- TASK INPUTS
━━━━━━━━
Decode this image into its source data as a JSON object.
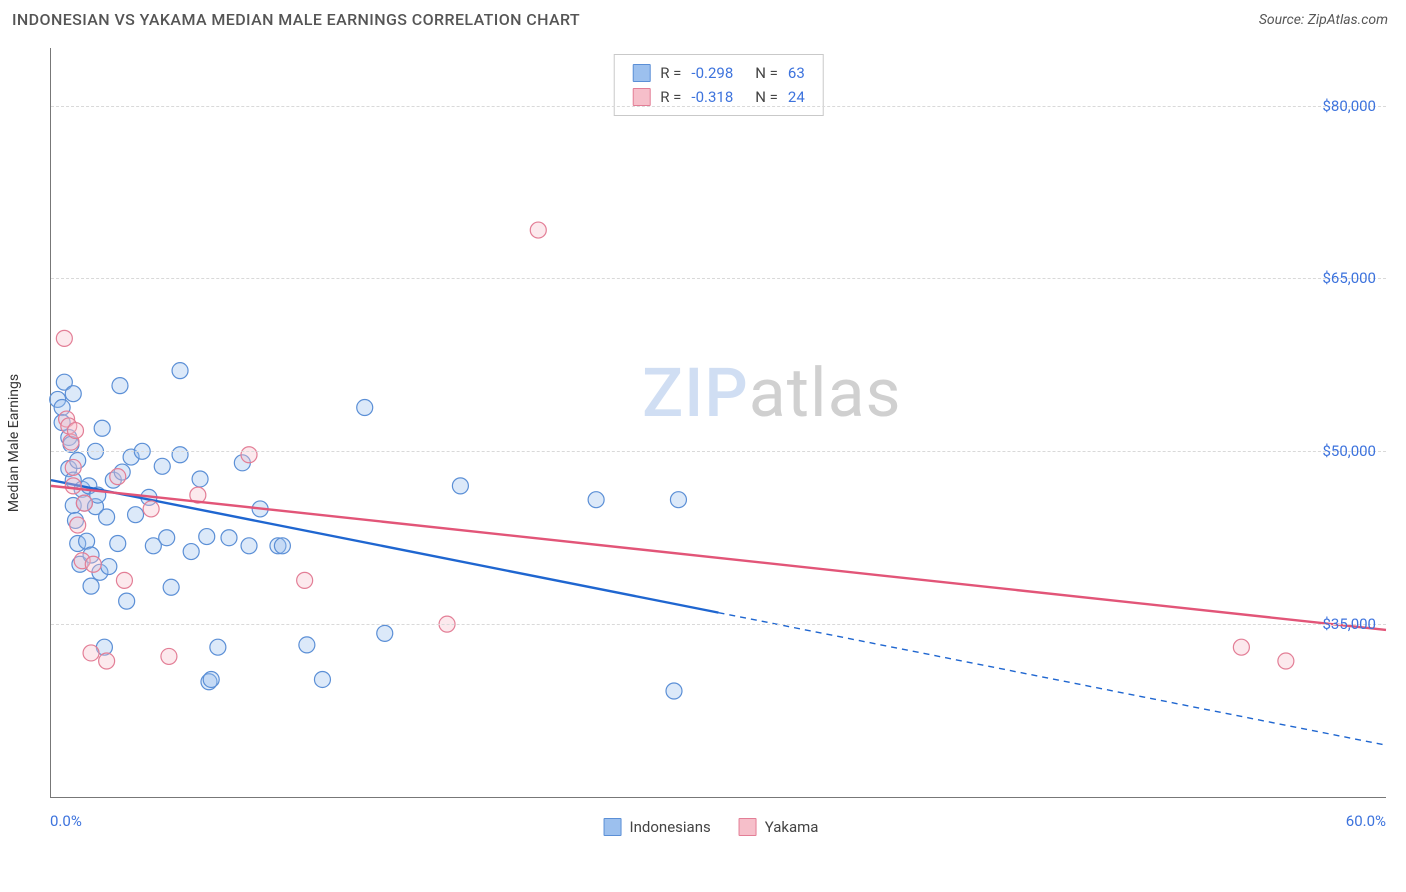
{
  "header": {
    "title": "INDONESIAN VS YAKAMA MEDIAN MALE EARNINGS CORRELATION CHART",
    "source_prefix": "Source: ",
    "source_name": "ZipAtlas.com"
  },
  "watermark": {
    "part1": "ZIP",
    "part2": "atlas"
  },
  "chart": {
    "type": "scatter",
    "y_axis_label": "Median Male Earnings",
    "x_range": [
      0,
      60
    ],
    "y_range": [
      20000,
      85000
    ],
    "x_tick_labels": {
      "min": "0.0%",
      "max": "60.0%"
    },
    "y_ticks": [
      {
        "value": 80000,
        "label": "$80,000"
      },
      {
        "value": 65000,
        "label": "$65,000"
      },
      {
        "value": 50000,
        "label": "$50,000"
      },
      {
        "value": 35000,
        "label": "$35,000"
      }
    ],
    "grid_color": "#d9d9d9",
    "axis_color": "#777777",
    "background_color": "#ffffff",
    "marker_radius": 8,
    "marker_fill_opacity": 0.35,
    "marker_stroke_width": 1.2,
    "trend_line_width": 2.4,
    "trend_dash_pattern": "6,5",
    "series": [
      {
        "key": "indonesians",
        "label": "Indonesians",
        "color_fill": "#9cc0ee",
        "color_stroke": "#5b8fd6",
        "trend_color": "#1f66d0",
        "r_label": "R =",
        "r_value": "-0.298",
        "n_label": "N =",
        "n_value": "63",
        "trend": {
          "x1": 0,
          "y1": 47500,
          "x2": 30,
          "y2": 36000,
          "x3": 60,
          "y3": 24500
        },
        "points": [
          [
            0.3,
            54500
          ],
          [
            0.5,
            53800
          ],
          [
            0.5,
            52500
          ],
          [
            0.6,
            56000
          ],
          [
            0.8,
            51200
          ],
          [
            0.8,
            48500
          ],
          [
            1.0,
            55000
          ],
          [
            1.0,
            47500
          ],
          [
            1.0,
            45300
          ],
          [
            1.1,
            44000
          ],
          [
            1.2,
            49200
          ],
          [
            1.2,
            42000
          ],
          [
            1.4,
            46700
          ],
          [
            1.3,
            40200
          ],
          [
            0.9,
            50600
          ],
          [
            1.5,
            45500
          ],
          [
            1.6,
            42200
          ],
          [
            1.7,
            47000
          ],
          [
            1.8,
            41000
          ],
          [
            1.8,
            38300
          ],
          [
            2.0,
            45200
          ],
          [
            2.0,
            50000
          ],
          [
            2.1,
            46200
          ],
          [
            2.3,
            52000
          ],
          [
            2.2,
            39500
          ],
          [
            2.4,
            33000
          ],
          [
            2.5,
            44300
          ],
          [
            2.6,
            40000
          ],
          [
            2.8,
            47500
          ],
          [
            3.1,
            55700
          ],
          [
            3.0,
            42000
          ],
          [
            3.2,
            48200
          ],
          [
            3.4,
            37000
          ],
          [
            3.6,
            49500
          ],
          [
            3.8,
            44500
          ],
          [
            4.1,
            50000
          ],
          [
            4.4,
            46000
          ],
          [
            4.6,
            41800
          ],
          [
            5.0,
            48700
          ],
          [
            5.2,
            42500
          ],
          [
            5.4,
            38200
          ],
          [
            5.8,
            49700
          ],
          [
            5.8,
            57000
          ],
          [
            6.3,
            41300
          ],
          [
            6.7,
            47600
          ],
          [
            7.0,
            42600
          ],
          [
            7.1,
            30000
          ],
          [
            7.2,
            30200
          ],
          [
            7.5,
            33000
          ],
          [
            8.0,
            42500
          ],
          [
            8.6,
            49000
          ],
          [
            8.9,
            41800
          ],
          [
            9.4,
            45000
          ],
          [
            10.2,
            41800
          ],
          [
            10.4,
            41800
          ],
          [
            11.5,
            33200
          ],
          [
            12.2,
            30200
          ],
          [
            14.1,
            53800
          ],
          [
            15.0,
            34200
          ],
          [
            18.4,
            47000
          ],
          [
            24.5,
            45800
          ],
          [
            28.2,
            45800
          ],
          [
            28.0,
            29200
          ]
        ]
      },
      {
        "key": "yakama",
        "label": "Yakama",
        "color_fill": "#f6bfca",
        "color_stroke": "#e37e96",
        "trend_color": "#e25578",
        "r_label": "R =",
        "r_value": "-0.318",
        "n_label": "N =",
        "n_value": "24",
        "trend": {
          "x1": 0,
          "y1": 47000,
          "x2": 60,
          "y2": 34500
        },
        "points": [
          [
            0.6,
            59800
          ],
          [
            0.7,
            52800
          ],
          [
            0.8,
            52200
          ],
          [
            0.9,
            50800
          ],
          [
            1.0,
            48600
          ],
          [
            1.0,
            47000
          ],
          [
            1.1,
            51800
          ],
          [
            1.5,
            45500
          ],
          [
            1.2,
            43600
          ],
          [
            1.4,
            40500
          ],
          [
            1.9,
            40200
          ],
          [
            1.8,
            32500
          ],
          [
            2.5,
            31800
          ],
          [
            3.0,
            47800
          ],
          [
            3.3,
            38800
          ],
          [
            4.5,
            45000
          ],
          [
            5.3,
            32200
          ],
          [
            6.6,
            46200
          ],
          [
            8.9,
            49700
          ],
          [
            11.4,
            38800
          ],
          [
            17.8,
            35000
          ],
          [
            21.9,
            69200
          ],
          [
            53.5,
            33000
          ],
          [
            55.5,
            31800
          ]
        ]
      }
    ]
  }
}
━━━━━━━━
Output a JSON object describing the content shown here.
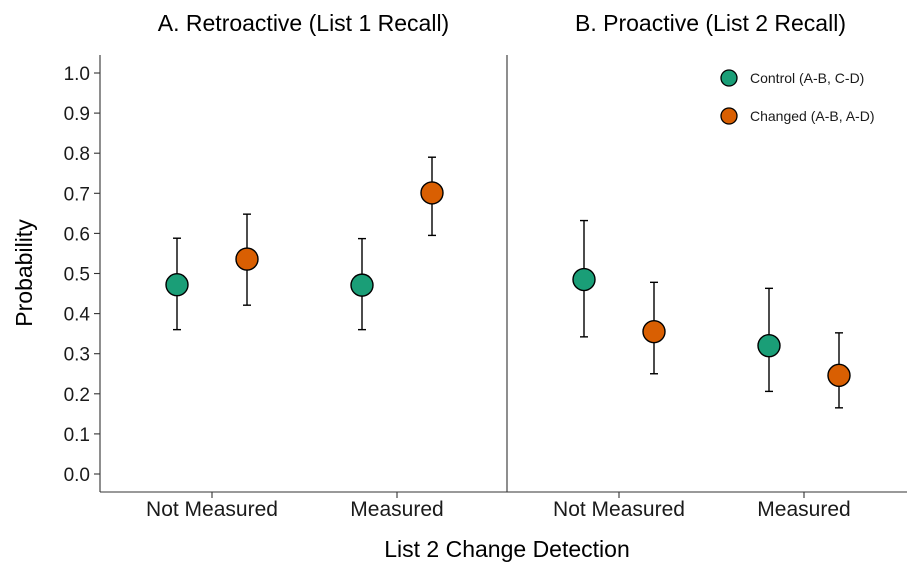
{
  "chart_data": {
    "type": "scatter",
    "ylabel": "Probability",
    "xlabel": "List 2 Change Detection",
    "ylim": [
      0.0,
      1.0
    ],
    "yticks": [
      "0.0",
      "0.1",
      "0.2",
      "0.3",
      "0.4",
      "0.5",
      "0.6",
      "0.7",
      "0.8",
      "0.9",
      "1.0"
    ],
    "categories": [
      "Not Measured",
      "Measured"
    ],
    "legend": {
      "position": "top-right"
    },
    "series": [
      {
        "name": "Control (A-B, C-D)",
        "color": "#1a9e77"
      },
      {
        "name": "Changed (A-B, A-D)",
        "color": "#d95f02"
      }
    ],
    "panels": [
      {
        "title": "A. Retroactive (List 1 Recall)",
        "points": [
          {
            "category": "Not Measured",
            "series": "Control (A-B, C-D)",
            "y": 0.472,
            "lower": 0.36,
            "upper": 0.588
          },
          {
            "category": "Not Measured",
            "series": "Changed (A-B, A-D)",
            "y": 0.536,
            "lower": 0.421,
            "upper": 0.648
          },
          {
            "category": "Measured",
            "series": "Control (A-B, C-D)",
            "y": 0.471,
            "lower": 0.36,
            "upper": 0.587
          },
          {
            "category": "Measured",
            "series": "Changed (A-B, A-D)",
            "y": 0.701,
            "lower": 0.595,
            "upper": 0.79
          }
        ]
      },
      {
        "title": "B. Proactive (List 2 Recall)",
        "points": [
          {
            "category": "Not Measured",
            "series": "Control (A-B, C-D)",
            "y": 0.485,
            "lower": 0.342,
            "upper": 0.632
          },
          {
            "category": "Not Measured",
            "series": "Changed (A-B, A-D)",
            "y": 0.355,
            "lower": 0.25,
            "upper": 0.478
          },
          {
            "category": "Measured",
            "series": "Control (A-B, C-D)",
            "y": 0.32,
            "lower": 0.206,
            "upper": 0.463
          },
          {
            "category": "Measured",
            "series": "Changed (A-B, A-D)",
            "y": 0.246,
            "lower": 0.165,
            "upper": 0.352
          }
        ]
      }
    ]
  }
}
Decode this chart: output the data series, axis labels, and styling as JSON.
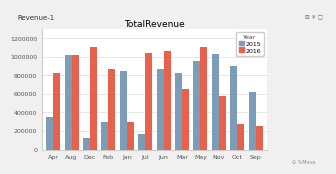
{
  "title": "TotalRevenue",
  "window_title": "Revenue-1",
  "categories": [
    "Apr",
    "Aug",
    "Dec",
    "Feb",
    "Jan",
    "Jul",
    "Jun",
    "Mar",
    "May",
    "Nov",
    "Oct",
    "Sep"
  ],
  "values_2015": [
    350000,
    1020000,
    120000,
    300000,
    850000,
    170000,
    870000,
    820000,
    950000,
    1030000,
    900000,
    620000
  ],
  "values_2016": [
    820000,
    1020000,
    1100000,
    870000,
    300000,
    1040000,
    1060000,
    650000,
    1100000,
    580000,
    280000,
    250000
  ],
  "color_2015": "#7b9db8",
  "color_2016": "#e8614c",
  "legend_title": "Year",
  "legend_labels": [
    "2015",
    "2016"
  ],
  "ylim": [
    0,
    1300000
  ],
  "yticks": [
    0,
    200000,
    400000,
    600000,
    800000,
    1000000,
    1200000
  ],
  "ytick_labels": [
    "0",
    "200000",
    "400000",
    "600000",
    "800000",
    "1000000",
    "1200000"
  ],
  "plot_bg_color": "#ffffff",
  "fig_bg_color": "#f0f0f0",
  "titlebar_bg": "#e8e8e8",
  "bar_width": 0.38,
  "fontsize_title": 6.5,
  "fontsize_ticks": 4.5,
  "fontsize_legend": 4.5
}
━━━━━━━━
- TASK
Take each line of the material that contains the word "lower" and list it.

- SOLUTION BELOW
            "lower": 0.36,
            "lower": 0.421,
            "lower": 0.36,
            "lower": 0.595,
            "lower": 0.342,
            "lower": 0.25,
            "lower": 0.206,
            "lower": 0.165,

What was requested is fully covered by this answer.